— Start —
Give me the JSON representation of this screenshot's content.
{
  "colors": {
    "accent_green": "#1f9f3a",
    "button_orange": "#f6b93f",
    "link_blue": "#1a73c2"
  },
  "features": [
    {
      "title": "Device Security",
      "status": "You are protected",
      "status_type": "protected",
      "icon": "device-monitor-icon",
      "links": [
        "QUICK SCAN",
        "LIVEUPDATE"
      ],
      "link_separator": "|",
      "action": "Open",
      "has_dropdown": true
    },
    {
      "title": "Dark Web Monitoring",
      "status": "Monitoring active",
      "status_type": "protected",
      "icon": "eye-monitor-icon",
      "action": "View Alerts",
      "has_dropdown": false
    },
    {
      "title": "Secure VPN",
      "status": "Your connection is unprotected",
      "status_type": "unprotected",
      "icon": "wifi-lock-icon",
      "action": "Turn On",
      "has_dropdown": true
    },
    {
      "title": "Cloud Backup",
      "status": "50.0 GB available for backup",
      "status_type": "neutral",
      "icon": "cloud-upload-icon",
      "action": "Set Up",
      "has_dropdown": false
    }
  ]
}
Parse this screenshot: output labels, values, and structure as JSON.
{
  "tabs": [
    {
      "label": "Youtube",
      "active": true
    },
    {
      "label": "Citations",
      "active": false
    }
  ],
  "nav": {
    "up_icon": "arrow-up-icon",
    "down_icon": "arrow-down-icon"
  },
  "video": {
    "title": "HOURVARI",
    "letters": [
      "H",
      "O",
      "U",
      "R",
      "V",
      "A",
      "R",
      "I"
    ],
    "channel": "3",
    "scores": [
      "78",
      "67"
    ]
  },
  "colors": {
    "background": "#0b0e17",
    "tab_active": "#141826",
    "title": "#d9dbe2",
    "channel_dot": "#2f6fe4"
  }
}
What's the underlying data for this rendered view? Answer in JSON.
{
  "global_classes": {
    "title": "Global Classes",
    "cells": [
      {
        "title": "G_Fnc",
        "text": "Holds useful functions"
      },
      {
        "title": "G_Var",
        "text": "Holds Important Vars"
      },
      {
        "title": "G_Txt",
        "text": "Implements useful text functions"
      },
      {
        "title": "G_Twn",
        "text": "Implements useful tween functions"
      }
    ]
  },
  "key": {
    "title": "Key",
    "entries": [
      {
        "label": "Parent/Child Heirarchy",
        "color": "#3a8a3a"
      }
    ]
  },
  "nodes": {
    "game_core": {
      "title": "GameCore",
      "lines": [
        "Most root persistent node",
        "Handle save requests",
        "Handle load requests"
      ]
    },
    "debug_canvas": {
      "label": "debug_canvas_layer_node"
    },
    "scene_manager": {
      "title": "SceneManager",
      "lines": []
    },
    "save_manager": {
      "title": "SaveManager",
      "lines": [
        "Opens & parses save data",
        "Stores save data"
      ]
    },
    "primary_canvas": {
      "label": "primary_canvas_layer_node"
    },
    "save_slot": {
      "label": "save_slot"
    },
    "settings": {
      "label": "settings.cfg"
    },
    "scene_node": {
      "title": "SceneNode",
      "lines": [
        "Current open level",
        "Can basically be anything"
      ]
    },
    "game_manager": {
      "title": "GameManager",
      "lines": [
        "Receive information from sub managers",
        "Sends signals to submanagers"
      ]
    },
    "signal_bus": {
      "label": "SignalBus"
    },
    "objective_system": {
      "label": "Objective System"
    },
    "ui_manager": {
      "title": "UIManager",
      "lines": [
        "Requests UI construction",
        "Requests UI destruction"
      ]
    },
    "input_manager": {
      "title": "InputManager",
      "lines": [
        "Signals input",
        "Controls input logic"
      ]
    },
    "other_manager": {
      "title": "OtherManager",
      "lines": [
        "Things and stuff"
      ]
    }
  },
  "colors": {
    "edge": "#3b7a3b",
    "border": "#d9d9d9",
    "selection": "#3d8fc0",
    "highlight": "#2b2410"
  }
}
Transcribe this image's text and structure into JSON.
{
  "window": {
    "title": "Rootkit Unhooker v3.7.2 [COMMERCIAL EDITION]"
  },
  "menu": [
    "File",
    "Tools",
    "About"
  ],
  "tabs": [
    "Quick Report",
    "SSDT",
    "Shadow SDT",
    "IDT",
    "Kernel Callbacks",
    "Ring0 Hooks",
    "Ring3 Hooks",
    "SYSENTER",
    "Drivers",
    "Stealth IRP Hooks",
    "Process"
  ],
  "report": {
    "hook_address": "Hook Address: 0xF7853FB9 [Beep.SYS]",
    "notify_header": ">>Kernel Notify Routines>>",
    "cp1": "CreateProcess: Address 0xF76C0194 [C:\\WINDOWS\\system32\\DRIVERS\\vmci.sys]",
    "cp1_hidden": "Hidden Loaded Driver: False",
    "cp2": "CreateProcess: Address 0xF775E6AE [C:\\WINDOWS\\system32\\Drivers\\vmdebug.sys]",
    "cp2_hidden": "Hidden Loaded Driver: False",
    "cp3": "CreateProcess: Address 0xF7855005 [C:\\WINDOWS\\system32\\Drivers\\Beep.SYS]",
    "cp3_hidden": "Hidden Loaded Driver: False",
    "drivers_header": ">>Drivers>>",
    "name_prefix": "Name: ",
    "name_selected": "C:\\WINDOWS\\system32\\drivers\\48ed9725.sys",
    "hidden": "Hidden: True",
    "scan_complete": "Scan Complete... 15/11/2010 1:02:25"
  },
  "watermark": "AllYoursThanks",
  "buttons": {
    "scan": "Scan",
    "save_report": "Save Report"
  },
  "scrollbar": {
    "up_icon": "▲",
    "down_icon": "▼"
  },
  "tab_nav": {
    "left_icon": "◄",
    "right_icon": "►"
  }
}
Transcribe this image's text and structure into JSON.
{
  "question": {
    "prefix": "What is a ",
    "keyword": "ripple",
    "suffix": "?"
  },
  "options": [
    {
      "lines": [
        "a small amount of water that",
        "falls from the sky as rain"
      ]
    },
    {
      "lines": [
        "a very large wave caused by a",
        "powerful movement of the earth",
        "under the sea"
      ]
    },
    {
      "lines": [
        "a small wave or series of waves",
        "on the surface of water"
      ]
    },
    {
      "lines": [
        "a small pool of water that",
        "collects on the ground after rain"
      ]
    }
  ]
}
— End —
▶ **Aim of the task**
In full and verbatim, repeat the records given above.

▶ **Expected output**
Give me the JSON representation of this screenshot's content.
{
  "colors": {
    "accent_green": "#1f9f3a",
    "button_orange": "#f6b93f",
    "link_blue": "#1a73c2"
  },
  "features": [
    {
      "title": "Device Security",
      "status": "You are protected",
      "status_type": "protected",
      "icon": "device-monitor-icon",
      "links": [
        "QUICK SCAN",
        "LIVEUPDATE"
      ],
      "link_separator": "|",
      "action": "Open",
      "has_dropdown": true
    },
    {
      "title": "Dark Web Monitoring",
      "status": "Monitoring active",
      "status_type": "protected",
      "icon": "eye-monitor-icon",
      "action": "View Alerts",
      "has_dropdown": false
    },
    {
      "title": "Secure VPN",
      "status": "Your connection is unprotected",
      "status_type": "unprotected",
      "icon": "wifi-lock-icon",
      "action": "Turn On",
      "has_dropdown": true
    },
    {
      "title": "Cloud Backup",
      "status": "50.0 GB available for backup",
      "status_type": "neutral",
      "icon": "cloud-upload-icon",
      "action": "Set Up",
      "has_dropdown": false
    }
  ]
}
Parse this screenshot: output labels, values, and structure as JSON.
{
  "tabs": [
    {
      "label": "Youtube",
      "active": true
    },
    {
      "label": "Citations",
      "active": false
    }
  ],
  "nav": {
    "up_icon": "arrow-up-icon",
    "down_icon": "arrow-down-icon"
  },
  "video": {
    "title": "HOURVARI",
    "letters": [
      "H",
      "O",
      "U",
      "R",
      "V",
      "A",
      "R",
      "I"
    ],
    "channel": "3",
    "scores": [
      "78",
      "67"
    ]
  },
  "colors": {
    "background": "#0b0e17",
    "tab_active": "#141826",
    "title": "#d9dbe2",
    "channel_dot": "#2f6fe4"
  }
}
What's the underlying data for this rendered view? Answer in JSON.
{
  "global_classes": {
    "title": "Global Classes",
    "cells": [
      {
        "title": "G_Fnc",
        "text": "Holds useful functions"
      },
      {
        "title": "G_Var",
        "text": "Holds Important Vars"
      },
      {
        "title": "G_Txt",
        "text": "Implements useful text functions"
      },
      {
        "title": "G_Twn",
        "text": "Implements useful tween functions"
      }
    ]
  },
  "key": {
    "title": "Key",
    "entries": [
      {
        "label": "Parent/Child Heirarchy",
        "color": "#3a8a3a"
      }
    ]
  },
  "nodes": {
    "game_core": {
      "title": "GameCore",
      "lines": [
        "Most root persistent node",
        "Handle save requests",
        "Handle load requests"
      ]
    },
    "debug_canvas": {
      "label": "debug_canvas_layer_node"
    },
    "scene_manager": {
      "title": "SceneManager",
      "lines": []
    },
    "save_manager": {
      "title": "SaveManager",
      "lines": [
        "Opens & parses save data",
        "Stores save data"
      ]
    },
    "primary_canvas": {
      "label": "primary_canvas_layer_node"
    },
    "save_slot": {
      "label": "save_slot"
    },
    "settings": {
      "label": "settings.cfg"
    },
    "scene_node": {
      "title": "SceneNode",
      "lines": [
        "Current open level",
        "Can basically be anything"
      ]
    },
    "game_manager": {
      "title": "GameManager",
      "lines": [
        "Receive information from sub managers",
        "Sends signals to submanagers"
      ]
    },
    "signal_bus": {
      "label": "SignalBus"
    },
    "objective_system": {
      "label": "Objective System"
    },
    "ui_manager": {
      "title": "UIManager",
      "lines": [
        "Requests UI construction",
        "Requests UI destruction"
      ]
    },
    "input_manager": {
      "title": "InputManager",
      "lines": [
        "Signals input",
        "Controls input logic"
      ]
    },
    "other_manager": {
      "title": "OtherManager",
      "lines": [
        "Things and stuff"
      ]
    }
  },
  "colors": {
    "edge": "#3b7a3b",
    "border": "#d9d9d9",
    "selection": "#3d8fc0",
    "highlight": "#2b2410"
  }
}
Transcribe this image's text and structure into JSON.
{
  "window": {
    "title": "Rootkit Unhooker v3.7.2 [COMMERCIAL EDITION]"
  },
  "menu": [
    "File",
    "Tools",
    "About"
  ],
  "tabs": [
    "Quick Report",
    "SSDT",
    "Shadow SDT",
    "IDT",
    "Kernel Callbacks",
    "Ring0 Hooks",
    "Ring3 Hooks",
    "SYSENTER",
    "Drivers",
    "Stealth IRP Hooks",
    "Process"
  ],
  "report": {
    "hook_address": "Hook Address: 0xF7853FB9 [Beep.SYS]",
    "notify_header": ">>Kernel Notify Routines>>",
    "cp1": "CreateProcess: Address 0xF76C0194 [C:\\WINDOWS\\system32\\DRIVERS\\vmci.sys]",
    "cp1_hidden": "Hidden Loaded Driver: False",
    "cp2": "CreateProcess: Address 0xF775E6AE [C:\\WINDOWS\\system32\\Drivers\\vmdebug.sys]",
    "cp2_hidden": "Hidden Loaded Driver: False",
    "cp3": "CreateProcess: Address 0xF7855005 [C:\\WINDOWS\\system32\\Drivers\\Beep.SYS]",
    "cp3_hidden": "Hidden Loaded Driver: False",
    "drivers_header": ">>Drivers>>",
    "name_prefix": "Name: ",
    "name_selected": "C:\\WINDOWS\\system32\\drivers\\48ed9725.sys",
    "hidden": "Hidden: True",
    "scan_complete": "Scan Complete... 15/11/2010 1:02:25"
  },
  "watermark": "AllYoursThanks",
  "buttons": {
    "scan": "Scan",
    "save_report": "Save Report"
  },
  "scrollbar": {
    "up_icon": "▲",
    "down_icon": "▼"
  },
  "tab_nav": {
    "left_icon": "◄",
    "right_icon": "►"
  }
}
Transcribe this image's text and structure into JSON.
{
  "question": {
    "prefix": "What is a ",
    "keyword": "ripple",
    "suffix": "?"
  },
  "options": [
    {
      "lines": [
        "a small amount of water that",
        "falls from the sky as rain"
      ]
    },
    {
      "lines": [
        "a very large wave caused by a",
        "powerful movement of the earth",
        "under the sea"
      ]
    },
    {
      "lines": [
        "a small wave or series of waves",
        "on the surface of water"
      ]
    },
    {
      "lines": [
        "a small pool of water that",
        "collects on the ground after rain"
      ]
    }
  ]
}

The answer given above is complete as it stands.